**What the exercise asks:** Please copy every row below word for word, each on its own line.

------------------------------

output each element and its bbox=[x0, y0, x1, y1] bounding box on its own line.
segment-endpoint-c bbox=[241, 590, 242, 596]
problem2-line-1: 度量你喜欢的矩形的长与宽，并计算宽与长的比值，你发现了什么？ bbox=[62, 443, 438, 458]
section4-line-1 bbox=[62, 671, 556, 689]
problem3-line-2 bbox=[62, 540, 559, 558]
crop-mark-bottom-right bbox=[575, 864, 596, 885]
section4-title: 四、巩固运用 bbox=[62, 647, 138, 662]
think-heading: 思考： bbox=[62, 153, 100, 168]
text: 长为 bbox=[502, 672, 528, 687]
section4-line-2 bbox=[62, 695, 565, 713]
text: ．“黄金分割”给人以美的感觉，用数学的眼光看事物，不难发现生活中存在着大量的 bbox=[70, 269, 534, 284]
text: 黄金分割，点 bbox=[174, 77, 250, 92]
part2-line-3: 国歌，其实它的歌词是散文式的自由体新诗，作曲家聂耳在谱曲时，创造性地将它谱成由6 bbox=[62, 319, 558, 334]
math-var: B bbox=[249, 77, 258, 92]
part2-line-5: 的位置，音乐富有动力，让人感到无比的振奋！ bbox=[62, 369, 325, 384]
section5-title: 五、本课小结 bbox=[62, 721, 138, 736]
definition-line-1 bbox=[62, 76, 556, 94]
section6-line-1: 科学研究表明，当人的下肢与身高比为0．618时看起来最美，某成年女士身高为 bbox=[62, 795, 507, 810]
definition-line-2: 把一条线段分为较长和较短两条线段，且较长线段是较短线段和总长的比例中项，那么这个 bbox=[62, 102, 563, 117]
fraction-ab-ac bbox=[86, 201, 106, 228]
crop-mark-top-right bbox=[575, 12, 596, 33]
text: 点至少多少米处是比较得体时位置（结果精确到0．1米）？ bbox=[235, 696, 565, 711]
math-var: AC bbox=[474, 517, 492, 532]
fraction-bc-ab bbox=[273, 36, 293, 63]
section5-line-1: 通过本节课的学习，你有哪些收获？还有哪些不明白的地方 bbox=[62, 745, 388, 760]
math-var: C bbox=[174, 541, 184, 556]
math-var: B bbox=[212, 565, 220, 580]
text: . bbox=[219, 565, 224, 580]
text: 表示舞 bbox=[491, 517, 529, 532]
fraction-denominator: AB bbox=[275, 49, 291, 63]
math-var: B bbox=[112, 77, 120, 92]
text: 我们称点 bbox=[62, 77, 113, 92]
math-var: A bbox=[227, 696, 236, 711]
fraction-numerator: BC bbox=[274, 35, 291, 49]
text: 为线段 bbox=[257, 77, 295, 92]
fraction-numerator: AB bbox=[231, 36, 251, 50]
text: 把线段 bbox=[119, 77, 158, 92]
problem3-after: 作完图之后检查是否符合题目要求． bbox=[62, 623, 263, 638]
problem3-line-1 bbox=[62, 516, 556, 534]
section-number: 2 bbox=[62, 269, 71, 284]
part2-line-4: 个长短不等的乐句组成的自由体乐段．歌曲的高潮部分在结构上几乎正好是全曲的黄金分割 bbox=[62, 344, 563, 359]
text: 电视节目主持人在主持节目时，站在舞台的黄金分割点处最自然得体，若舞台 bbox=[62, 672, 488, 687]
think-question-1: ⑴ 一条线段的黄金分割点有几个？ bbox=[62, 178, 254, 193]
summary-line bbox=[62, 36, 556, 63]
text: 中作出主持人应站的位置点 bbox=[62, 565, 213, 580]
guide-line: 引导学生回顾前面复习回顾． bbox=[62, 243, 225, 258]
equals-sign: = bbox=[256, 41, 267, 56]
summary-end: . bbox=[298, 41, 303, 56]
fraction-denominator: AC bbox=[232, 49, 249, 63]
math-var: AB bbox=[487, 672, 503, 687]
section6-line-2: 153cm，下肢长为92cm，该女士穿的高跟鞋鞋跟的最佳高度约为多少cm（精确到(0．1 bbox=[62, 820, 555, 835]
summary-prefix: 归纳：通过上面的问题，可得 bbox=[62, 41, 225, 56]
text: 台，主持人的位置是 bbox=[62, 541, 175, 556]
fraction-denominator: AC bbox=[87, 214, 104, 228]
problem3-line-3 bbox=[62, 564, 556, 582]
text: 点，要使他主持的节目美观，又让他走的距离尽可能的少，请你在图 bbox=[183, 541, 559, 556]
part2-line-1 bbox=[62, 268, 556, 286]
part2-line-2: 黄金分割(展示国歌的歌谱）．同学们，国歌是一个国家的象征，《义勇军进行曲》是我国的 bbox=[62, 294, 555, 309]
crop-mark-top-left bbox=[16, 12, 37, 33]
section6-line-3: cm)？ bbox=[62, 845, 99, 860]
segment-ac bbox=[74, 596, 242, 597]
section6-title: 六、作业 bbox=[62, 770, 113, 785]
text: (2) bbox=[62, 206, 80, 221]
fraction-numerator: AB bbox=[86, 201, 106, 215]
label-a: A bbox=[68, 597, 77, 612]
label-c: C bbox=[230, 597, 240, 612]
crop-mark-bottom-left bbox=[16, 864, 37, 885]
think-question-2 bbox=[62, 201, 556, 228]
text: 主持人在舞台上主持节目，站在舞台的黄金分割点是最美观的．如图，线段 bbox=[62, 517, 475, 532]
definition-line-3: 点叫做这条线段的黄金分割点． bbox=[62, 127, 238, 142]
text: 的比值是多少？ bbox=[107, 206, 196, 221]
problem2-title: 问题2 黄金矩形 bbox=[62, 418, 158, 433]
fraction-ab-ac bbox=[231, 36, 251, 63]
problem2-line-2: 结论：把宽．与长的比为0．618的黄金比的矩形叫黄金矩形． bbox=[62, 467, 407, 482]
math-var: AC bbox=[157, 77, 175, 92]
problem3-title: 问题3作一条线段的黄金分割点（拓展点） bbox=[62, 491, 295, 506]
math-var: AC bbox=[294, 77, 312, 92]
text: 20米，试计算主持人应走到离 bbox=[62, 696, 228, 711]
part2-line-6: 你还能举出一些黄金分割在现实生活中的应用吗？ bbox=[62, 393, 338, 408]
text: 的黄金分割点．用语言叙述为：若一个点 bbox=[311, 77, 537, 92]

------------------------------

**Solved exercise:**
output each element and its bbox=[x0, y0, x1, y1] bounding box on its own line.
segment-endpoint-c bbox=[241, 590, 242, 596]
problem2-line-1: 度量你喜欢的矩形的长与宽，并计算宽与长的比值，你发现了什么？ bbox=[62, 443, 438, 458]
section4-line-1 bbox=[62, 671, 556, 689]
problem3-line-2 bbox=[62, 540, 559, 558]
crop-mark-bottom-right bbox=[575, 864, 596, 885]
section4-title: 四、巩固运用 bbox=[62, 647, 138, 662]
think-heading: 思考： bbox=[62, 153, 100, 168]
text: 长为 bbox=[502, 672, 528, 687]
section4-line-2 bbox=[62, 695, 565, 713]
text: ．“黄金分割”给人以美的感觉，用数学的眼光看事物，不难发现生活中存在着大量的 bbox=[70, 269, 534, 284]
text: 黄金分割，点 bbox=[174, 77, 250, 92]
part2-line-3: 国歌，其实它的歌词是散文式的自由体新诗，作曲家聂耳在谱曲时，创造性地将它谱成由6 bbox=[62, 319, 558, 334]
math-var: B bbox=[249, 77, 258, 92]
part2-line-5: 的位置，音乐富有动力，让人感到无比的振奋！ bbox=[62, 369, 325, 384]
section5-title: 五、本课小结 bbox=[62, 721, 138, 736]
definition-line-1 bbox=[62, 76, 556, 94]
section6-line-1: 科学研究表明，当人的下肢与身高比为0．618时看起来最美，某成年女士身高为 bbox=[62, 795, 507, 810]
definition-line-2: 把一条线段分为较长和较短两条线段，且较长线段是较短线段和总长的比例中项，那么这个 bbox=[62, 102, 563, 117]
fraction-ab-ac bbox=[86, 201, 106, 228]
crop-mark-top-right bbox=[575, 12, 596, 33]
text: 点至少多少米处是比较得体时位置（结果精确到0．1米）？ bbox=[235, 696, 565, 711]
math-var: AC bbox=[474, 517, 492, 532]
fraction-bc-ab bbox=[273, 36, 293, 63]
section5-line-1: 通过本节课的学习，你有哪些收获？还有哪些不明白的地方 bbox=[62, 745, 388, 760]
math-var: C bbox=[174, 541, 184, 556]
math-var: B bbox=[212, 565, 220, 580]
text: . bbox=[219, 565, 224, 580]
text: 表示舞 bbox=[491, 517, 529, 532]
fraction-denominator: AB bbox=[275, 49, 291, 63]
math-var: B bbox=[112, 77, 120, 92]
text: 我们称点 bbox=[62, 77, 113, 92]
math-var: A bbox=[227, 696, 236, 711]
fraction-numerator: BC bbox=[274, 35, 291, 49]
text: 为线段 bbox=[257, 77, 295, 92]
fraction-numerator: AB bbox=[231, 36, 251, 50]
text: 把线段 bbox=[119, 77, 158, 92]
problem3-after: 作完图之后检查是否符合题目要求． bbox=[62, 623, 263, 638]
problem3-line-1 bbox=[62, 516, 556, 534]
section-number: 2 bbox=[62, 269, 71, 284]
part2-line-4: 个长短不等的乐句组成的自由体乐段．歌曲的高潮部分在结构上几乎正好是全曲的黄金分割 bbox=[62, 344, 563, 359]
text: 电视节目主持人在主持节目时，站在舞台的黄金分割点处最自然得体，若舞台 bbox=[62, 672, 488, 687]
think-question-1: ⑴ 一条线段的黄金分割点有几个？ bbox=[62, 178, 254, 193]
summary-line bbox=[62, 36, 556, 63]
text: 中作出主持人应站的位置点 bbox=[62, 565, 213, 580]
guide-line: 引导学生回顾前面复习回顾． bbox=[62, 243, 225, 258]
equals-sign: = bbox=[256, 41, 267, 56]
summary-end: . bbox=[298, 41, 303, 56]
fraction-denominator: AC bbox=[232, 49, 249, 63]
math-var: AB bbox=[487, 672, 503, 687]
section6-line-2: 153cm，下肢长为92cm，该女士穿的高跟鞋鞋跟的最佳高度约为多少cm（精确到(0．1 bbox=[62, 820, 555, 835]
summary-prefix: 归纳：通过上面的问题，可得 bbox=[62, 41, 225, 56]
text: 台，主持人的位置是 bbox=[62, 541, 175, 556]
fraction-denominator: AC bbox=[87, 214, 104, 228]
problem3-line-3 bbox=[62, 564, 556, 582]
text: 点，要使他主持的节目美观，又让他走的距离尽可能的少，请你在图 bbox=[183, 541, 559, 556]
part2-line-1 bbox=[62, 268, 556, 286]
part2-line-2: 黄金分割(展示国歌的歌谱）．同学们，国歌是一个国家的象征，《义勇军进行曲》是我国的 bbox=[62, 294, 555, 309]
crop-mark-top-left bbox=[16, 12, 37, 33]
section6-line-3: cm)？ bbox=[62, 845, 99, 860]
segment-ac bbox=[74, 596, 242, 597]
section6-title: 六、作业 bbox=[62, 770, 113, 785]
text: (2) bbox=[62, 206, 80, 221]
fraction-numerator: AB bbox=[86, 201, 106, 215]
label-a: A bbox=[68, 597, 77, 612]
label-c: C bbox=[230, 597, 240, 612]
crop-mark-bottom-left bbox=[16, 864, 37, 885]
think-question-2 bbox=[62, 201, 556, 228]
text: 主持人在舞台上主持节目，站在舞台的黄金分割点是最美观的．如图，线段 bbox=[62, 517, 475, 532]
definition-line-3: 点叫做这条线段的黄金分割点． bbox=[62, 127, 238, 142]
text: 的比值是多少？ bbox=[107, 206, 196, 221]
problem2-title: 问题2 黄金矩形 bbox=[62, 418, 158, 433]
fraction-ab-ac bbox=[231, 36, 251, 63]
problem2-line-2: 结论：把宽．与长的比为0．618的黄金比的矩形叫黄金矩形． bbox=[62, 467, 407, 482]
math-var: AC bbox=[157, 77, 175, 92]
problem3-title: 问题3作一条线段的黄金分割点（拓展点） bbox=[62, 491, 295, 506]
math-var: AC bbox=[294, 77, 312, 92]
text: 20米，试计算主持人应走到离 bbox=[62, 696, 228, 711]
part2-line-6: 你还能举出一些黄金分割在现实生活中的应用吗？ bbox=[62, 393, 338, 408]
text: 的黄金分割点．用语言叙述为：若一个点 bbox=[311, 77, 537, 92]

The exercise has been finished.